§ **What is asked**
1. In the Malmö arson text, when was the 30-year-old Syrian man arrested?
2. Rewrite every line of the records, from the start down to the line containing "- tmpf-point: [474, 110, 478, 114]", as a JSON list of strings with one string per line and blank lines left out.

§ **Provided text**

═══

2016 Malmö Muslim community centre arson
- Date: October 11, 2016
- Location: Malmö Muslim community centre; 55°34′29″N 13°03′07″E﻿ / ﻿55.5746°N 13.0520°E;
- Type: Arson

= 2016 Malmö Muslim community centre arson =

Arson attack in Malmö, Sweden

On 11 October 2016, a fire was deliberately set at the Malmö Muslim community centre in Malmö, Sweden, which housed a Shia mosque. There were no injuries and only minor damage. ISIS claimed responsibility for the attack. A Syrian resident of Malmö was arrested, tried and acquitted and the incident was deemed to be arson, but not terrorism. In June 2017, a man was arrested in Germany, accused of working for the ISIS-related news agency, Amaq. Police claim he had contacted the accused before and after this attack in order to report back to Amaq.

==Events==
A 30-year-old Syrian man was arrested in December 2016, accused of throwing the fire bomb that set off the fire, causing damage to the building, which housed a Shia mosque. At trial in early June, 2017, the accused was acquitted of all charges and the fire was deemed to be arson, but not to be terrorism-related.

═══

§ **Information provided**
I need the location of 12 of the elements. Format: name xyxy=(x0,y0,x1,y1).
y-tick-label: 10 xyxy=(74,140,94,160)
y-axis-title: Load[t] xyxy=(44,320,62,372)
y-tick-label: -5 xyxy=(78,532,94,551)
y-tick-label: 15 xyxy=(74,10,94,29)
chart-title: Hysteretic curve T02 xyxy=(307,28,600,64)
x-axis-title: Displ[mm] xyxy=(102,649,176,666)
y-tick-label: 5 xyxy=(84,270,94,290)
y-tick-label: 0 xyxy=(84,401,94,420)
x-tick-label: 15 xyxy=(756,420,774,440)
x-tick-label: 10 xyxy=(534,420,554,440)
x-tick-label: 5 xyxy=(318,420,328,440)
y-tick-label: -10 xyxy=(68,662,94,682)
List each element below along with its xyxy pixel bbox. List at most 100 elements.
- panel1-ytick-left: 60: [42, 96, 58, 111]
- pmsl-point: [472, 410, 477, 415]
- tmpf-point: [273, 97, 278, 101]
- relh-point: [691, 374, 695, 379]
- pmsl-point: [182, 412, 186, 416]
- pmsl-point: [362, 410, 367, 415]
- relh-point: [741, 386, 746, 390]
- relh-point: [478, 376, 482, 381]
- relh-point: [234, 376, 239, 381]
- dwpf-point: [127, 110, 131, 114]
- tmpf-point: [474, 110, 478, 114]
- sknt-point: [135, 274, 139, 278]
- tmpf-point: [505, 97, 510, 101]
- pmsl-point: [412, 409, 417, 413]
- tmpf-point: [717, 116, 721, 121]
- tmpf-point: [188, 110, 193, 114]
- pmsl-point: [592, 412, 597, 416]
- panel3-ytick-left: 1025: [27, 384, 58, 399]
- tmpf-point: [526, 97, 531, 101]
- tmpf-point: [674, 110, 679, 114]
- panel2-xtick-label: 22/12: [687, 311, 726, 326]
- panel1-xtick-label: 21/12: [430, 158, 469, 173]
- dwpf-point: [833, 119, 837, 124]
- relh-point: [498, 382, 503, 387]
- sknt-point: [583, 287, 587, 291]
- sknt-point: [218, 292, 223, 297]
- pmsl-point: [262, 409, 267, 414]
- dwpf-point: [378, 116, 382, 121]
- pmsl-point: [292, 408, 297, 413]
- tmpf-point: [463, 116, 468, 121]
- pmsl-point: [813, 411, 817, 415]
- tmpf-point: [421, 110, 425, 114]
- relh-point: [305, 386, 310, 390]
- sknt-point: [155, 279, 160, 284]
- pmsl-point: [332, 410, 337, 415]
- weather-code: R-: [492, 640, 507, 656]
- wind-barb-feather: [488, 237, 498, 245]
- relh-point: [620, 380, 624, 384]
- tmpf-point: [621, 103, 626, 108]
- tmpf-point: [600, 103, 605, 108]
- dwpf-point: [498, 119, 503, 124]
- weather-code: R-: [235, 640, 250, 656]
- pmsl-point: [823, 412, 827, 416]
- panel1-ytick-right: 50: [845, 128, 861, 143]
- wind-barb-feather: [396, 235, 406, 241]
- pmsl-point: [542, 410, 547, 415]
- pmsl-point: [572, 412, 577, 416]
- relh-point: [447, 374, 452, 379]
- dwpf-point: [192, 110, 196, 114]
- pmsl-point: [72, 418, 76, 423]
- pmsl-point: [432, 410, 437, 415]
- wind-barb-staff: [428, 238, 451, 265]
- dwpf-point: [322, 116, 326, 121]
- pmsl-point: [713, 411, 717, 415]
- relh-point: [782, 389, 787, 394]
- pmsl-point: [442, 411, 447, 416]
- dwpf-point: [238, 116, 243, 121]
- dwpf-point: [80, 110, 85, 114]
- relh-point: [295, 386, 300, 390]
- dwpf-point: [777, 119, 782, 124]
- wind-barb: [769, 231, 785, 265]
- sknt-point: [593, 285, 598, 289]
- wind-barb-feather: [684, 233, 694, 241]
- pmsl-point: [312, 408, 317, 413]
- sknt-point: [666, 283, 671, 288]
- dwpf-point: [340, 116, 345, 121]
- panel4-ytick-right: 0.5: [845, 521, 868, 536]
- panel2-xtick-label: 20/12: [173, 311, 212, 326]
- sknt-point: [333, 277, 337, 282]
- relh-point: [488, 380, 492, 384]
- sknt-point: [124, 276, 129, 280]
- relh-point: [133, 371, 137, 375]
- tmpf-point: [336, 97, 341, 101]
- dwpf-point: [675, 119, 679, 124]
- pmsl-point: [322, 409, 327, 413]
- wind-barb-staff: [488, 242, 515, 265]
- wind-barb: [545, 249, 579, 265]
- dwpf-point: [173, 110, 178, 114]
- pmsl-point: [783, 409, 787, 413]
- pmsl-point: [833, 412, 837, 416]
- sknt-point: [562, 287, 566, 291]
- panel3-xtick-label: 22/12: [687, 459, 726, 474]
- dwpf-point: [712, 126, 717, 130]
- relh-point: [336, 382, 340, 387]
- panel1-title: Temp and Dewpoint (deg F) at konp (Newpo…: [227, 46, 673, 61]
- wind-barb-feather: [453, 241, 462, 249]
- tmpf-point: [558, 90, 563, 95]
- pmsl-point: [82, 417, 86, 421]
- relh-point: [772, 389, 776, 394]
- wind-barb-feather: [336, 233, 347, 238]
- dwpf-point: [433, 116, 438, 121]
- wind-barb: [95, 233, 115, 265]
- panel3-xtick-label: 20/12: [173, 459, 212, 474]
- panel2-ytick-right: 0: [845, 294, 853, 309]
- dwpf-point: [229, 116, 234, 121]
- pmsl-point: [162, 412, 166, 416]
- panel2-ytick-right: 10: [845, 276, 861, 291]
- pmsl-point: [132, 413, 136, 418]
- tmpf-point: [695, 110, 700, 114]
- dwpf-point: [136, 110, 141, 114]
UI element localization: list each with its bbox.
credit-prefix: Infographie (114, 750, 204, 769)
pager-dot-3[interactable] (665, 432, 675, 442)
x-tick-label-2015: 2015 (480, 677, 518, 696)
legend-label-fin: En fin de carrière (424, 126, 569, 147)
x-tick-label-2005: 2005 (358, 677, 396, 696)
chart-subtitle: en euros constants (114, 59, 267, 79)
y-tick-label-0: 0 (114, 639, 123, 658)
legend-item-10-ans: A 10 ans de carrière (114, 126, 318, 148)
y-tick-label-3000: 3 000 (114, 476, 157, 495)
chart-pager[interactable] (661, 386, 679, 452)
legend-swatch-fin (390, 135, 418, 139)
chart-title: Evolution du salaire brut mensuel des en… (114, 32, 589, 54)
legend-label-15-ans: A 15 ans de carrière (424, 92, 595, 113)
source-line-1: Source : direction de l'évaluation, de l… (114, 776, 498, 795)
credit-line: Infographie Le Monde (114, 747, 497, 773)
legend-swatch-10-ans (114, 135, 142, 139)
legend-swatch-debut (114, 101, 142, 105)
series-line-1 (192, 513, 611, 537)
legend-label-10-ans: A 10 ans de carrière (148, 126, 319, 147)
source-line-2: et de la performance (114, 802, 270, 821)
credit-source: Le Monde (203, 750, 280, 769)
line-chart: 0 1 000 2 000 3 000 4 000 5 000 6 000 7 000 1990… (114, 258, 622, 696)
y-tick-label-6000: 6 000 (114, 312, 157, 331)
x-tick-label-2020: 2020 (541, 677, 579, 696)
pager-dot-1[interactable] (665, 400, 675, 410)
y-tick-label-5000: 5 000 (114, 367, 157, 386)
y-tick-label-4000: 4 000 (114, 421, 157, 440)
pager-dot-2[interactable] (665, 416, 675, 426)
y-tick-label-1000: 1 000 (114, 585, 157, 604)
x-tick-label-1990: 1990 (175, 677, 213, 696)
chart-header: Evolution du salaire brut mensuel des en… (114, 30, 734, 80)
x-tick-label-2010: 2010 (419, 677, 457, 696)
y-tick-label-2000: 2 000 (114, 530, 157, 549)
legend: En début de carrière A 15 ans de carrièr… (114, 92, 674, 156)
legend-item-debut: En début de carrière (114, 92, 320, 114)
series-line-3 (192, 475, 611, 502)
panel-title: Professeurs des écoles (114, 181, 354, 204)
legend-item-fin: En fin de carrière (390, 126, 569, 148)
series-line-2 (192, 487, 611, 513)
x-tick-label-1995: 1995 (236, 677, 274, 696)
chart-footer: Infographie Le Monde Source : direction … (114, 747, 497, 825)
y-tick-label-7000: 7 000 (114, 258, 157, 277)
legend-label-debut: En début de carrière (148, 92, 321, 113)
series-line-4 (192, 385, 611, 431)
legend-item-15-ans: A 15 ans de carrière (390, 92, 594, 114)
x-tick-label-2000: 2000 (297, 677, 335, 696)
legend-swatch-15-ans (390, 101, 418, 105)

═══

§ **The responses**
1. He was arrested in December 2016.

2.
[
  "I need the location of 12 of the elements. Format: name xyxy=(x0,y0,x1,y1).",
  "y-tick-label: 10 xyxy=(74,140,94,160)",
  "y-axis-title: Load[t] xyxy=(44,320,62,372)",
  "y-tick-label: -5 xyxy=(78,532,94,551)",
  "y-tick-label: 15 xyxy=(74,10,94,29)",
  "chart-title: Hysteretic curve T02 xyxy=(307,28,600,64)",
  "x-axis-title: Displ[mm] xyxy=(102,649,176,666)",
  "y-tick-label: 5 xyxy=(84,270,94,290)",
  "y-tick-label: 0 xyxy=(84,401,94,420)",
  "x-tick-label: 15 xyxy=(756,420,774,440)",
  "x-tick-label: 10 xyxy=(534,420,554,440)",
  "x-tick-label: 5 xyxy=(318,420,328,440)",
  "y-tick-label: -10 xyxy=(68,662,94,682)",
  "List each element below along with its xyxy pixel bbox. List at most 100 elements.",
  "- panel1-ytick-left: 60: [42, 96, 58, 111]",
  "- pmsl-point: [472, 410, 477, 415]",
  "- tmpf-point: [273, 97, 278, 101]",
  "- relh-point: [691, 374, 695, 379]",
  "- pmsl-point: [182, 412, 186, 416]",
  "- pmsl-point: [362, 410, 367, 415]",
  "- relh-point: [741, 386, 746, 390]",
  "- relh-point: [478, 376, 482, 381]",
  "- relh-point: [234, 376, 239, 381]",
  "- dwpf-point: [127, 110, 131, 114]",
  "- tmpf-point: [474, 110, 478, 114]"
]